Can you reproduce, character for character, the items from the line containing "protocol-number: 4984 (1820, 846, 1880, 879)" through the line containing "organization-line: Москва (1508, 538, 1607, 570)", with both of those lines included?

[Data extracted from a collection]

***

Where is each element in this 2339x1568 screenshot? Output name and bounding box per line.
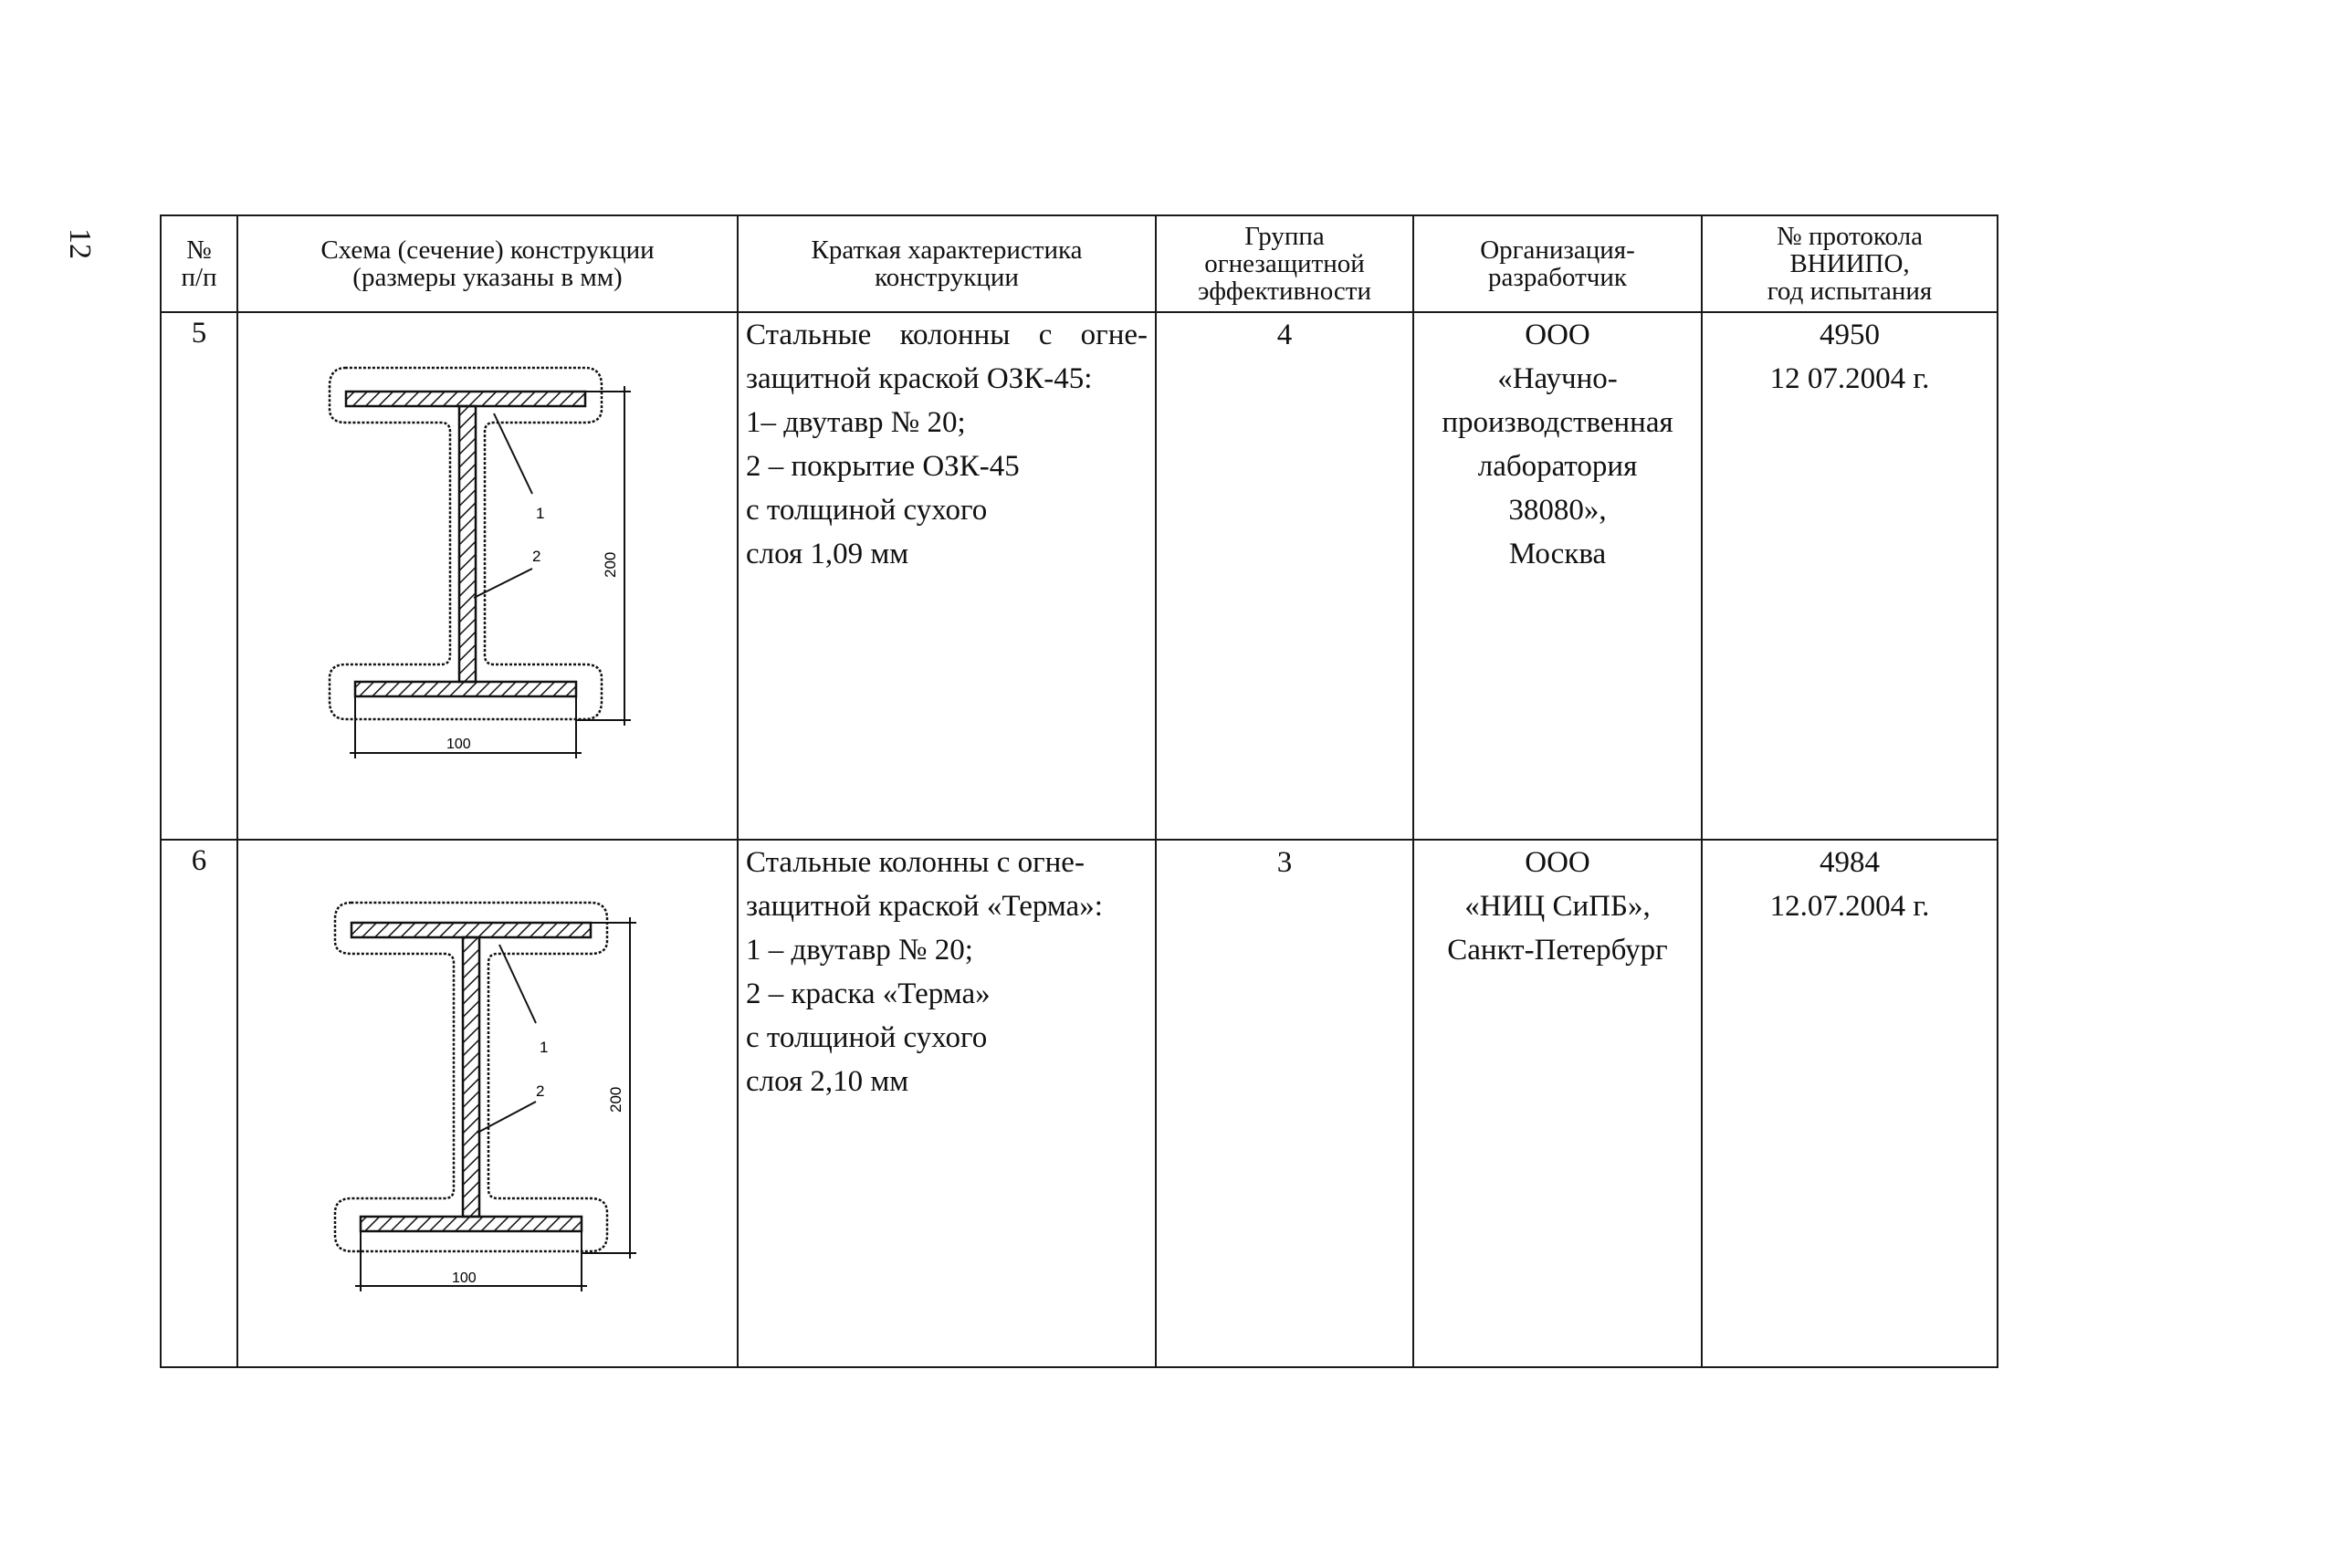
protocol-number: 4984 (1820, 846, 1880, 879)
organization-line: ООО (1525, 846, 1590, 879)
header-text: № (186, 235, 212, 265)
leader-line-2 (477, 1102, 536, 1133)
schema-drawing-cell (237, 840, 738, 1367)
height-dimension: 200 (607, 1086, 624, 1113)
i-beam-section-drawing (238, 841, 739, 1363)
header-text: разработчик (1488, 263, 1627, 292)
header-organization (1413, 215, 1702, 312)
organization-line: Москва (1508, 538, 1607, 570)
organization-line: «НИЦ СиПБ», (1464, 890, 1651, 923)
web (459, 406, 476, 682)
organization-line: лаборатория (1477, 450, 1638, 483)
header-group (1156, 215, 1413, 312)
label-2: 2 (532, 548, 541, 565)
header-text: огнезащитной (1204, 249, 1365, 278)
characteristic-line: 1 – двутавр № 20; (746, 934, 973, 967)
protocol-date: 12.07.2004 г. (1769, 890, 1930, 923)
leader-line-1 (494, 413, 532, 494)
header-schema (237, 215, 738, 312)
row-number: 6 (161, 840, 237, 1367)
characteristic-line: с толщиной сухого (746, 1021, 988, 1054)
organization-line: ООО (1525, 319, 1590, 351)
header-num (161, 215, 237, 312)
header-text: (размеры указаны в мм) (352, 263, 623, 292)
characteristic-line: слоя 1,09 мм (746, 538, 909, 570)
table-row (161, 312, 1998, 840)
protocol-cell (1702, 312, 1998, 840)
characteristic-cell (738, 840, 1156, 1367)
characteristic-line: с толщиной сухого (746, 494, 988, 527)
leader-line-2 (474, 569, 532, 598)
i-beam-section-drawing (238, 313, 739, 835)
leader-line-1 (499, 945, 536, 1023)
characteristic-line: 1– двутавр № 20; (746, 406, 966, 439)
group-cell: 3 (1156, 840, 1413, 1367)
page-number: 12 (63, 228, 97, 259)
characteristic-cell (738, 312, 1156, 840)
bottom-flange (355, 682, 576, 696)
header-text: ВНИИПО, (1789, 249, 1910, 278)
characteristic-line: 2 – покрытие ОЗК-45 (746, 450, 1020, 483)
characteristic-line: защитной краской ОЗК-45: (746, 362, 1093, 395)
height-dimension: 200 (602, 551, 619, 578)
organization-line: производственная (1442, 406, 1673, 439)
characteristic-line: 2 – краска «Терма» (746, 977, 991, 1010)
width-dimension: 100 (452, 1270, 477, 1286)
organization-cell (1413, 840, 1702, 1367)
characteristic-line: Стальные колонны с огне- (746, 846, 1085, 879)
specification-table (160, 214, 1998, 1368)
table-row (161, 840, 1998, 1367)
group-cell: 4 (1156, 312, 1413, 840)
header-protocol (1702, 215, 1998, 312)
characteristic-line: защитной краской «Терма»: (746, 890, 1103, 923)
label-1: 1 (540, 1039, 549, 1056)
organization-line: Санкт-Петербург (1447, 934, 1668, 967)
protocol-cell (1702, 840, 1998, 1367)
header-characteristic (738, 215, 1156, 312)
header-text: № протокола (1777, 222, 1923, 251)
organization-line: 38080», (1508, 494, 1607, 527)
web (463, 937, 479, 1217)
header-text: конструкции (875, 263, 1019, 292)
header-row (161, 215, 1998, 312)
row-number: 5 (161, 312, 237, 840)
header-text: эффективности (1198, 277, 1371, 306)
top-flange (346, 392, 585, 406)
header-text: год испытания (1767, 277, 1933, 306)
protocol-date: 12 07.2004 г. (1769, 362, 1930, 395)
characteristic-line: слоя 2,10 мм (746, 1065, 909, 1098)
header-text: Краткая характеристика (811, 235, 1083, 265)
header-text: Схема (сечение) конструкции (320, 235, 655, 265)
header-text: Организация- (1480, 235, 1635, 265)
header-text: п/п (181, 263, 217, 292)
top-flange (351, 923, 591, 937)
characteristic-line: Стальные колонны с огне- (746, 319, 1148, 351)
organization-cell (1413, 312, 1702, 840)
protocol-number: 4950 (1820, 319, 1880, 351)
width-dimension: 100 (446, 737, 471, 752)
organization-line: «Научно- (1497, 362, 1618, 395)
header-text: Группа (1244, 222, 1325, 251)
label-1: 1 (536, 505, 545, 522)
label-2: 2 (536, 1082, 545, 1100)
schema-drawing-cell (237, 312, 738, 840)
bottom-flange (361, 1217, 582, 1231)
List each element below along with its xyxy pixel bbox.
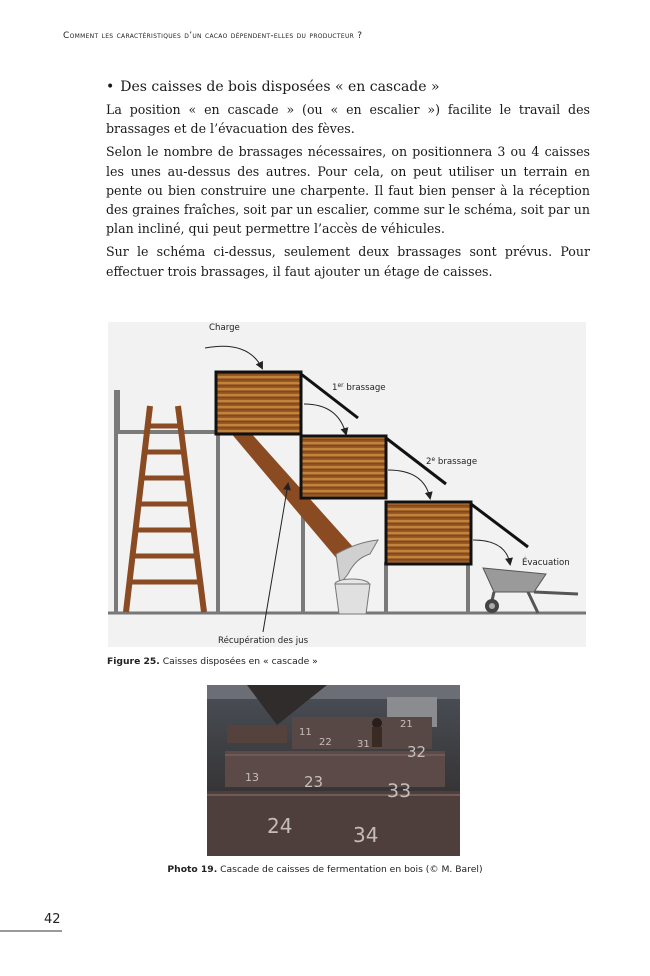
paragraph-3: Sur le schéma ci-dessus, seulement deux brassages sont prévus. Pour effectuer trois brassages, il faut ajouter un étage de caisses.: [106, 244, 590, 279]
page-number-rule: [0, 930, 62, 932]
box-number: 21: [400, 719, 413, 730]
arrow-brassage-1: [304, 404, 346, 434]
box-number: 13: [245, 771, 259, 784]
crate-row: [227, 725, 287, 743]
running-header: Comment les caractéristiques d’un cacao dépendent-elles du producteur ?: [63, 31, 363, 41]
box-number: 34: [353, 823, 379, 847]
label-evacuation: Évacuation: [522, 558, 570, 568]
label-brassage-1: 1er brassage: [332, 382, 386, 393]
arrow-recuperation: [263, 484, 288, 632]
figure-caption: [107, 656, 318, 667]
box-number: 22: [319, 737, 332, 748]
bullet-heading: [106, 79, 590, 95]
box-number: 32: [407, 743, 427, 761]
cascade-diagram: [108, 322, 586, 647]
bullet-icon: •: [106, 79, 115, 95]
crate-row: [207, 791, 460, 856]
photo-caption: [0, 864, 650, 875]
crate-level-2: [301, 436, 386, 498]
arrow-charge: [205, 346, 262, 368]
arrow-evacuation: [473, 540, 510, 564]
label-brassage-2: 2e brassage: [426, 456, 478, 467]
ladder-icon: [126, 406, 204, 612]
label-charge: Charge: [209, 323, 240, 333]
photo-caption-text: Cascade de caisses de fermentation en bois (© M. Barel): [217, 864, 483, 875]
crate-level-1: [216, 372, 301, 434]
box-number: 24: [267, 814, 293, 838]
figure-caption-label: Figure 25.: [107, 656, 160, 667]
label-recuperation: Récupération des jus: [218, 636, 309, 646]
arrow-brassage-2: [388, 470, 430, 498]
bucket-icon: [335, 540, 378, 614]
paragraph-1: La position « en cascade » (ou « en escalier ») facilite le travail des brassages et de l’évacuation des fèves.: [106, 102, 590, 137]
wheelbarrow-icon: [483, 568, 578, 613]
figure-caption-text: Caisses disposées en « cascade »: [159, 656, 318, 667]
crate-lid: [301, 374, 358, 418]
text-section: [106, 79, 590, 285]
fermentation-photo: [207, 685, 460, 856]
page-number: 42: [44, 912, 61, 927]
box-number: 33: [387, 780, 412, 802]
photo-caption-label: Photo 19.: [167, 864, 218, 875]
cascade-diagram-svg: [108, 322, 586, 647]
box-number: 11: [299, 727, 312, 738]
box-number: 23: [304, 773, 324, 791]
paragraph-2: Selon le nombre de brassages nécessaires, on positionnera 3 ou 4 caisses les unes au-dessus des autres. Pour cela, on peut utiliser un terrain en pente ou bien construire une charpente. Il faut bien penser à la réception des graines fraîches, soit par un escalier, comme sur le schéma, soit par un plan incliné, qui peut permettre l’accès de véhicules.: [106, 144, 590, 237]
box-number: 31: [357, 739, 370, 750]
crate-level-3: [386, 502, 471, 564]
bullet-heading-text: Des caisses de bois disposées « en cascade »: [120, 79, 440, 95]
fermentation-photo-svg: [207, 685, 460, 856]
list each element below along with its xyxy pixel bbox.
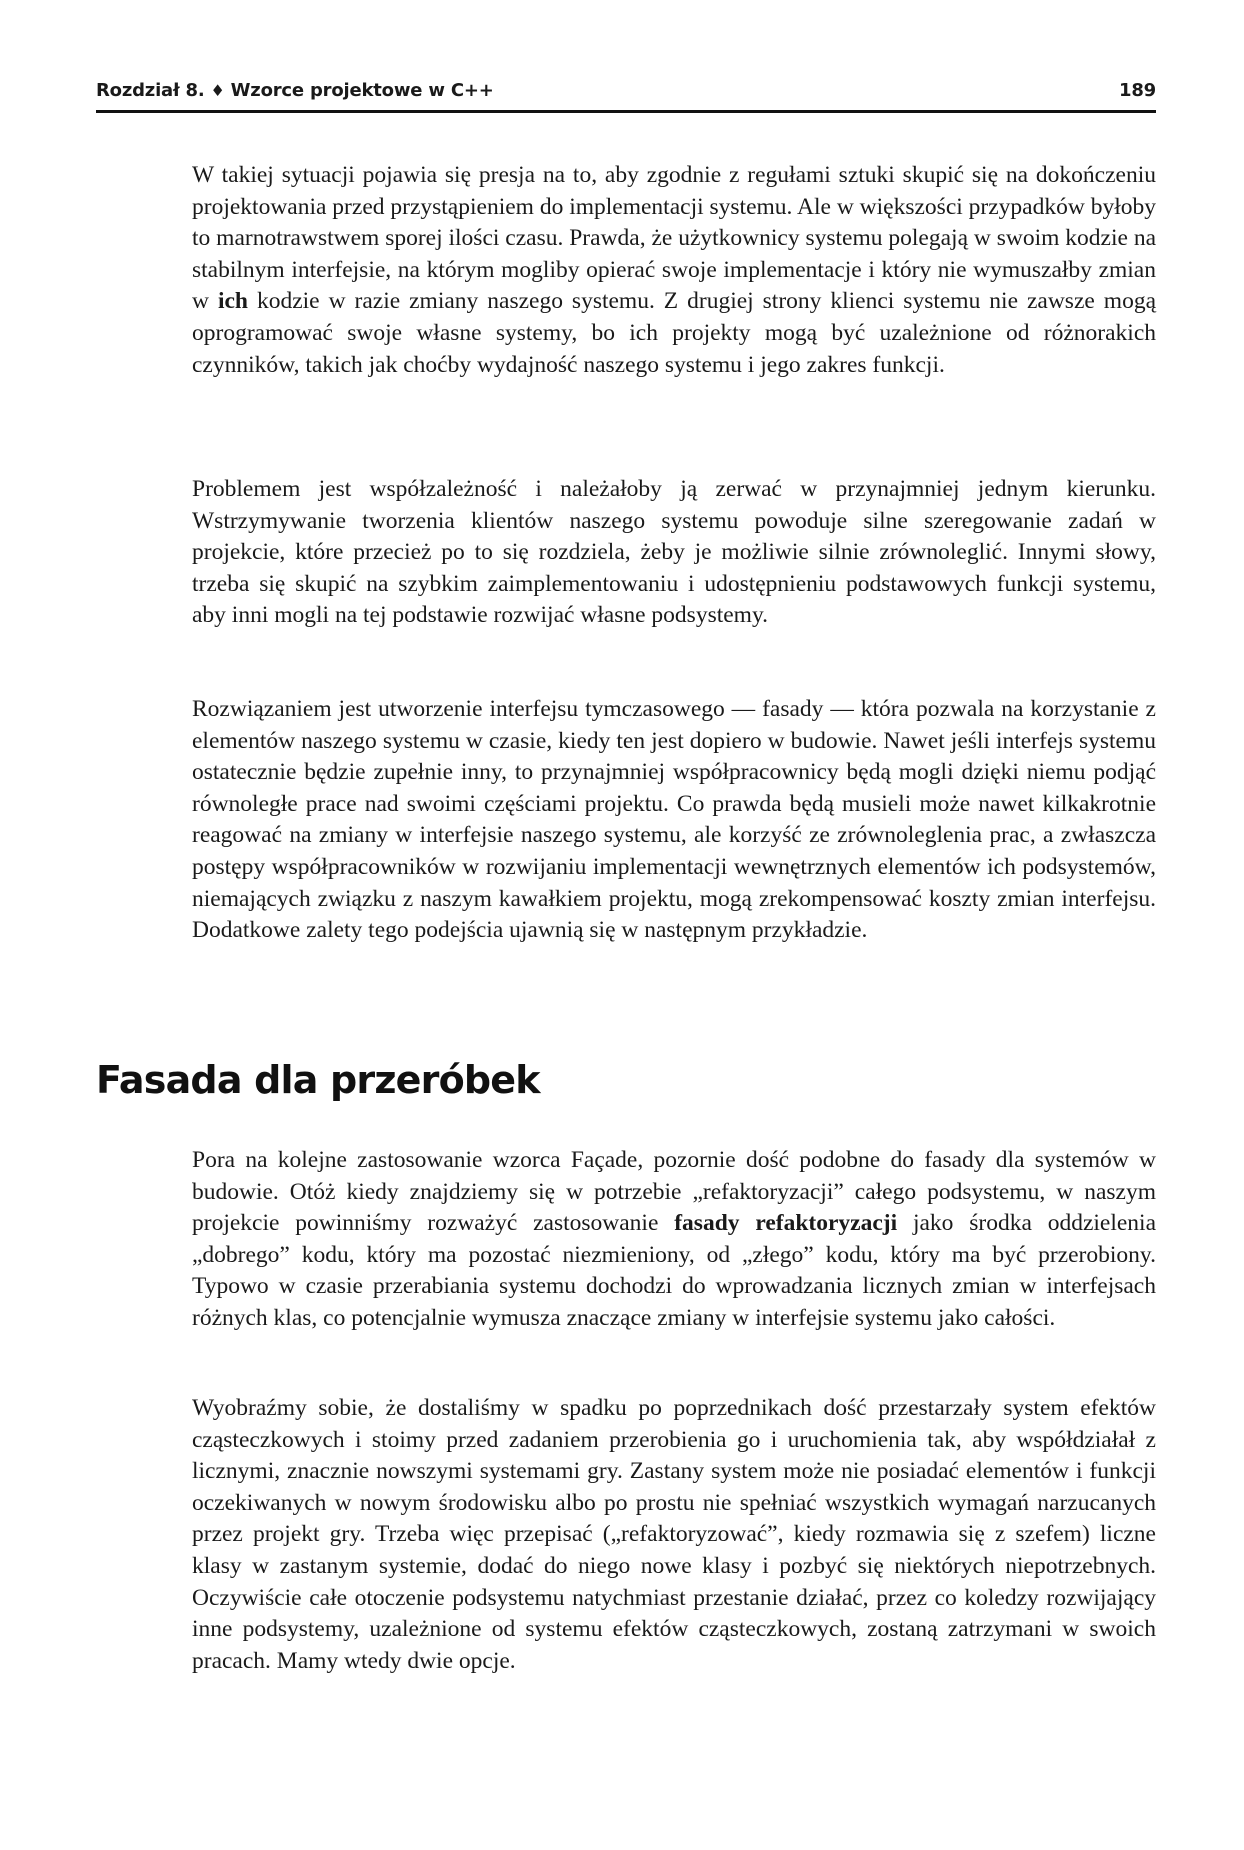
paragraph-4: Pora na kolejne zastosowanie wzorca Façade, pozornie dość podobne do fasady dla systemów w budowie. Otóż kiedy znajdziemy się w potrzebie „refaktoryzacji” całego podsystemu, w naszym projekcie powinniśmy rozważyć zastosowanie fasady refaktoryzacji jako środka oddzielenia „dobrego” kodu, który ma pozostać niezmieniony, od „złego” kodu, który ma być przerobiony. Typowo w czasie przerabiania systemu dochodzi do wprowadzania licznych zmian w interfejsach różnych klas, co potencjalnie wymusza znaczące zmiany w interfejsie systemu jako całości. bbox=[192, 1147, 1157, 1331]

***

**RESPONSE BELOW**.
protocol-number: 4984 (1820, 846, 1880, 879)
organization-line: ООО (1525, 846, 1590, 879)
header-text: № (186, 235, 212, 265)
leader-line-2 (477, 1102, 536, 1133)
schema-drawing-cell (237, 840, 738, 1367)
height-dimension: 200 (607, 1086, 624, 1113)
i-beam-section-drawing (238, 841, 739, 1363)
header-text: разработчик (1488, 263, 1627, 292)
header-organization (1413, 215, 1702, 312)
organization-line: Москва (1508, 538, 1607, 570)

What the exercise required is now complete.